Data records
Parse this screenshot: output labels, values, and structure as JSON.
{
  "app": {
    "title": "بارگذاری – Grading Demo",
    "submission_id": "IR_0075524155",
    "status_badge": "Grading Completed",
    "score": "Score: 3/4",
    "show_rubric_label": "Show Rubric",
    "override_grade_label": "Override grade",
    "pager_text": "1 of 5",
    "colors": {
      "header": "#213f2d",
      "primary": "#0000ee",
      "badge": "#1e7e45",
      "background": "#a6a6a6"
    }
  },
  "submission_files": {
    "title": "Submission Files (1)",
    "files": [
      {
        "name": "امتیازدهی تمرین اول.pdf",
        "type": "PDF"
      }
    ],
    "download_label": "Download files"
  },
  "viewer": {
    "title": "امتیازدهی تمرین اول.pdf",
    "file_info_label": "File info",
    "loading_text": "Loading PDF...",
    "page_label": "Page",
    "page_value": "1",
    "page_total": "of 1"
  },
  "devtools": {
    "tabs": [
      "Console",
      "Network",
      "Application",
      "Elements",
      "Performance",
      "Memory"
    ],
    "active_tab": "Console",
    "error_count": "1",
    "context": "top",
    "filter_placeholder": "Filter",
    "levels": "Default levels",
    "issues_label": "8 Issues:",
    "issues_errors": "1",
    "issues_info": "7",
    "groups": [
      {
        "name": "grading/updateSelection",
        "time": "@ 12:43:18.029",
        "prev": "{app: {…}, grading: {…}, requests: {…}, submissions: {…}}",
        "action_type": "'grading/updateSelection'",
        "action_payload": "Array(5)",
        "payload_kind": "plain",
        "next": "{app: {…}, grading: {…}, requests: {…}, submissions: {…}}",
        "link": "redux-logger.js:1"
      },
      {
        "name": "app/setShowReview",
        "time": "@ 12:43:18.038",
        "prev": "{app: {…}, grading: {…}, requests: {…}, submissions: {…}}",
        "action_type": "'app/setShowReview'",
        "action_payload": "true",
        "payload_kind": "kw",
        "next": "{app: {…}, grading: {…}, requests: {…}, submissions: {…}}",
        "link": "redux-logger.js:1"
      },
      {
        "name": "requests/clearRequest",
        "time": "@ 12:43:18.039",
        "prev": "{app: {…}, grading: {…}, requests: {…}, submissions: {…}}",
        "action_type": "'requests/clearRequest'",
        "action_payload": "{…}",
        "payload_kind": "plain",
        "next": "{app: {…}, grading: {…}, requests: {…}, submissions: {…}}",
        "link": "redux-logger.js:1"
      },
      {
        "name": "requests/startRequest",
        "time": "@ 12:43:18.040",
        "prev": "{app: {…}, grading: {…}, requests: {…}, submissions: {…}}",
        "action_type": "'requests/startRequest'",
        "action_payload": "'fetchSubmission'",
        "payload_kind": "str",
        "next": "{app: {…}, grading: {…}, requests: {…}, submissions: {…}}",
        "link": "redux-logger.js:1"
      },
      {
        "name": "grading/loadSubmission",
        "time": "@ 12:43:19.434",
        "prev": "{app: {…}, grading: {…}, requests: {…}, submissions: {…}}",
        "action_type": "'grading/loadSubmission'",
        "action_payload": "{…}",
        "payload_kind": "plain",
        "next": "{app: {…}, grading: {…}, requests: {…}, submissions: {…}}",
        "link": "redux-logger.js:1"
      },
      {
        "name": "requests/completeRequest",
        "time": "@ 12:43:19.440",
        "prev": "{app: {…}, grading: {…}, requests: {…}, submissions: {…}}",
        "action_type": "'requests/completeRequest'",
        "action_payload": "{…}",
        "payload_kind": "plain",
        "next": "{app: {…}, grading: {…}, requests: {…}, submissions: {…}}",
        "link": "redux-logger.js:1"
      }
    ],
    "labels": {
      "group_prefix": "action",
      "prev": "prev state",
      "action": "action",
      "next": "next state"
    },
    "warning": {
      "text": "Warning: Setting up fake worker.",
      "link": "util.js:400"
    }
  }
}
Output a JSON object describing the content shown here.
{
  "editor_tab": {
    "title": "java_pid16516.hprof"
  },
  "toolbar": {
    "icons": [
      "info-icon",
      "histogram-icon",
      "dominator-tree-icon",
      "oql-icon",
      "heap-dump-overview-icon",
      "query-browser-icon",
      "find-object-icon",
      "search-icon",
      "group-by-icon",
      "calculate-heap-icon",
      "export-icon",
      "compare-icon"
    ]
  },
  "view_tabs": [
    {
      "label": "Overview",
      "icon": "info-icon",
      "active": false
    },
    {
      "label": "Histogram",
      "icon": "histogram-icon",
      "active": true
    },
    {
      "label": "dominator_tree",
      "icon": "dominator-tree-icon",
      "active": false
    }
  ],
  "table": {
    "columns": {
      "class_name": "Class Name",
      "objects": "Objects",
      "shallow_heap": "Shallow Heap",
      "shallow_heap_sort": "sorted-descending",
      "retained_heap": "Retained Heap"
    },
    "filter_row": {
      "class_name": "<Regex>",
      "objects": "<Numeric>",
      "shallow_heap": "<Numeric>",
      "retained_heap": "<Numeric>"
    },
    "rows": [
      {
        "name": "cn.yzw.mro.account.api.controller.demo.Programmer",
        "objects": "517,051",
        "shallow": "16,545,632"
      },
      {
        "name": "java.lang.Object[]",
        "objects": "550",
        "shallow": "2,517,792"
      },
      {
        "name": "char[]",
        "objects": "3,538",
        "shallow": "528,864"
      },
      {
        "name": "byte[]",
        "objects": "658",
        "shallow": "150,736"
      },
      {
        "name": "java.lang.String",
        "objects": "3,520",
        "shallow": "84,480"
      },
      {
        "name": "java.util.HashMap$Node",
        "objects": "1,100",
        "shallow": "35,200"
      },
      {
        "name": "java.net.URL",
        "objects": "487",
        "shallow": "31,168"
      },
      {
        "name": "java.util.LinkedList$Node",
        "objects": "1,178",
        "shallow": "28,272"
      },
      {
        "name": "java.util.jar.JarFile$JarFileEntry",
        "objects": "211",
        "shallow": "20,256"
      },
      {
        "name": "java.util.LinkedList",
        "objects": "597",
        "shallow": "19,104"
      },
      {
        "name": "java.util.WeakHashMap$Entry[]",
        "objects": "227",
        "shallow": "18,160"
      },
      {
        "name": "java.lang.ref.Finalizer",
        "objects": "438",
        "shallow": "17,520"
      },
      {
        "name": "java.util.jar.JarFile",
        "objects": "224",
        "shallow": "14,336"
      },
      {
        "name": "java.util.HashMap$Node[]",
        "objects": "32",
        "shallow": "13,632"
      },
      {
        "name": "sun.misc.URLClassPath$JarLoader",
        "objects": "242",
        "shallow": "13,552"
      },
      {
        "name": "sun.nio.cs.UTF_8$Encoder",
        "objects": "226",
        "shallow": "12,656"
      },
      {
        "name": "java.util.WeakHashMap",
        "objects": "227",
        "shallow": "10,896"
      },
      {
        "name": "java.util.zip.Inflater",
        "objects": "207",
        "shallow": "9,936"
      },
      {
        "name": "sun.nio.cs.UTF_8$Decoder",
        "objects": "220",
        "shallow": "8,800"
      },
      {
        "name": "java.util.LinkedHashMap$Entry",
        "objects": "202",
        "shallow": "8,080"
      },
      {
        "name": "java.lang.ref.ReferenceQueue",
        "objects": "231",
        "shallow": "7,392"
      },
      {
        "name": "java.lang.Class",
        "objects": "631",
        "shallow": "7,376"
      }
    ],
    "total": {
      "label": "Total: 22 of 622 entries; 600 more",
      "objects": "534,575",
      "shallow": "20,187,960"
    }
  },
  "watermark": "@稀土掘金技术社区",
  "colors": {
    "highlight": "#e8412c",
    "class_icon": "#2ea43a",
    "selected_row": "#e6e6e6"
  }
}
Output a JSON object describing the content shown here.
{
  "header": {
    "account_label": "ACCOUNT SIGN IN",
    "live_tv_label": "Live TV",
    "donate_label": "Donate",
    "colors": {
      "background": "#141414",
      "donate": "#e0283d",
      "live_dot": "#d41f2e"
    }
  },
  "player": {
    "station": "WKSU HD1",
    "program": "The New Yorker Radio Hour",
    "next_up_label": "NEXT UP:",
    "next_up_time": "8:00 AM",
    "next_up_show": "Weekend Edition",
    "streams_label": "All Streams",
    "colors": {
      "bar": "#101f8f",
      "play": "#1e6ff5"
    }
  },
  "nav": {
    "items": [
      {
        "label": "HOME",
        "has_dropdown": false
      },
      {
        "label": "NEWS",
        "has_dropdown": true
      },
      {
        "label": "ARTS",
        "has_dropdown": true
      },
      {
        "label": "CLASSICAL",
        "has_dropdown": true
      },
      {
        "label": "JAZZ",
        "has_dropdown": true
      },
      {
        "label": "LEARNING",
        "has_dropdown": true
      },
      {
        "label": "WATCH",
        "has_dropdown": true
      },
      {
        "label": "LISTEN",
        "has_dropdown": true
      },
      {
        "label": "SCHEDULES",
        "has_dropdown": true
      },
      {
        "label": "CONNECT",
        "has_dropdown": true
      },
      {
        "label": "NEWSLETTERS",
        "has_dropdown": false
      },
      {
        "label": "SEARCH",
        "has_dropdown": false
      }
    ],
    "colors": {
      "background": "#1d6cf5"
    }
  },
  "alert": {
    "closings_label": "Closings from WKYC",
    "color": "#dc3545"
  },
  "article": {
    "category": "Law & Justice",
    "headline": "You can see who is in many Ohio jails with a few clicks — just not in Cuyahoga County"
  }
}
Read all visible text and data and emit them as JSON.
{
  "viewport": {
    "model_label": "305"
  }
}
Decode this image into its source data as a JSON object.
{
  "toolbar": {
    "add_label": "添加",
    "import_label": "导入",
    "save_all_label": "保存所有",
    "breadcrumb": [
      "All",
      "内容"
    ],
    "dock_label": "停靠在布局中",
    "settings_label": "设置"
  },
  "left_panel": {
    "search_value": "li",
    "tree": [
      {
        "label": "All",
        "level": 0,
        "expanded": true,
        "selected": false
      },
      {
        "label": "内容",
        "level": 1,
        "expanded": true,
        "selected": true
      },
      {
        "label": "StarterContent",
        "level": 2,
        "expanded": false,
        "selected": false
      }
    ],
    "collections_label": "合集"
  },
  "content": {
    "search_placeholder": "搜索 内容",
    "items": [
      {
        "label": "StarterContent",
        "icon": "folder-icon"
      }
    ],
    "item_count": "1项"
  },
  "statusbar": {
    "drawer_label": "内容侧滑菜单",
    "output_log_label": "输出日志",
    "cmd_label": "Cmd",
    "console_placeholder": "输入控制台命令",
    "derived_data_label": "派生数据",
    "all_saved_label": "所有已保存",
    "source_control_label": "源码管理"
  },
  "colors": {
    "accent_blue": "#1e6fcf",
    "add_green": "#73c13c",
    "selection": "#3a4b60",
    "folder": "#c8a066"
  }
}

[Given exercise]: Which lines hold the string "lang"? Copy all of them from the data above.

[Result of the task]:
        "name": "java.lang.Object[]",
        "name": "java.lang.String",
        "name": "java.lang.ref.Finalizer",
        "name": "java.lang.ref.ReferenceQueue",
        "name": "java.lang.Class",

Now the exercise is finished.